> **RECORDS TO PROCESS**:
□ □ □ □ □
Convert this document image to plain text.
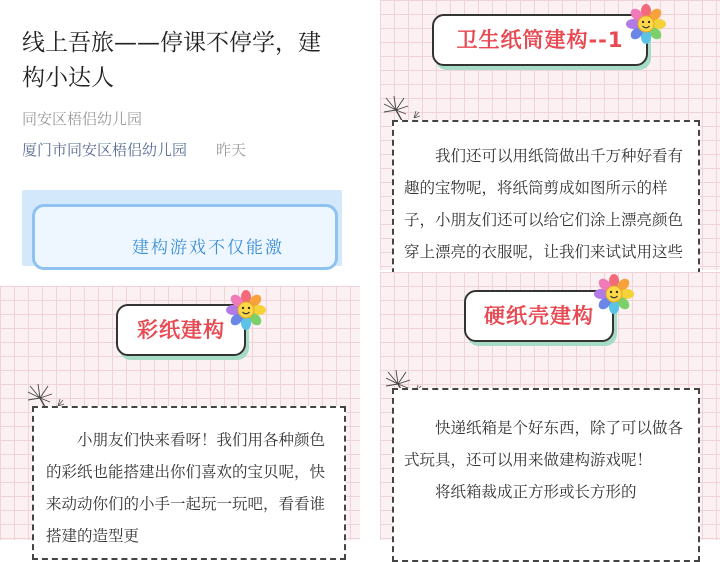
线上吾旅——停课不停学，建构小达人
同安区梧侣幼儿园
厦门市同安区梧侣幼儿园 昨天
建构游戏不仅能激
卫生纸筒建构--1
我们还可以用纸筒做出千万种好看有趣的宝物呢，将纸筒剪成如图所示的样子，小朋友们还可以给它们涂上漂亮颜色穿上漂亮的衣服呢，让我们来试试用这些
彩纸建构
小朋友们快来看呀！我们用各种颜色的彩纸也能搭建出你们喜欢的宝贝呢，快来动动你们的小手一起玩一玩吧，看看谁搭建的造型更
硬纸壳建构

快递纸箱是个好东西，除了可以做各式玩具，还可以用来做建构游戏呢！

将纸箱裁成正方形或长方形的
□ □ □ □ □
> **AIM OF THE EXERCISE**:
Except for the pictures, reproduce every line exactly.

> **TASK ANSWER**:
Convert this document image to plain text.
线上吾旅——停课不停学，建构小达人
同安区梧侣幼儿园
厦门市同安区梧侣幼儿园 昨天
建构游戏不仅能激
卫生纸筒建构--1
我们还可以用纸筒做出千万种好看有趣的宝物呢，将纸筒剪成如图所示的样子，小朋友们还可以给它们涂上漂亮颜色穿上漂亮的衣服呢，让我们来试试用这些
彩纸建构
小朋友们快来看呀！我们用各种颜色的彩纸也能搭建出你们喜欢的宝贝呢，快来动动你们的小手一起玩一玩吧，看看谁搭建的造型更
硬纸壳建构

快递纸箱是个好东西，除了可以做各式玩具，还可以用来做建构游戏呢！

将纸箱裁成正方形或长方形的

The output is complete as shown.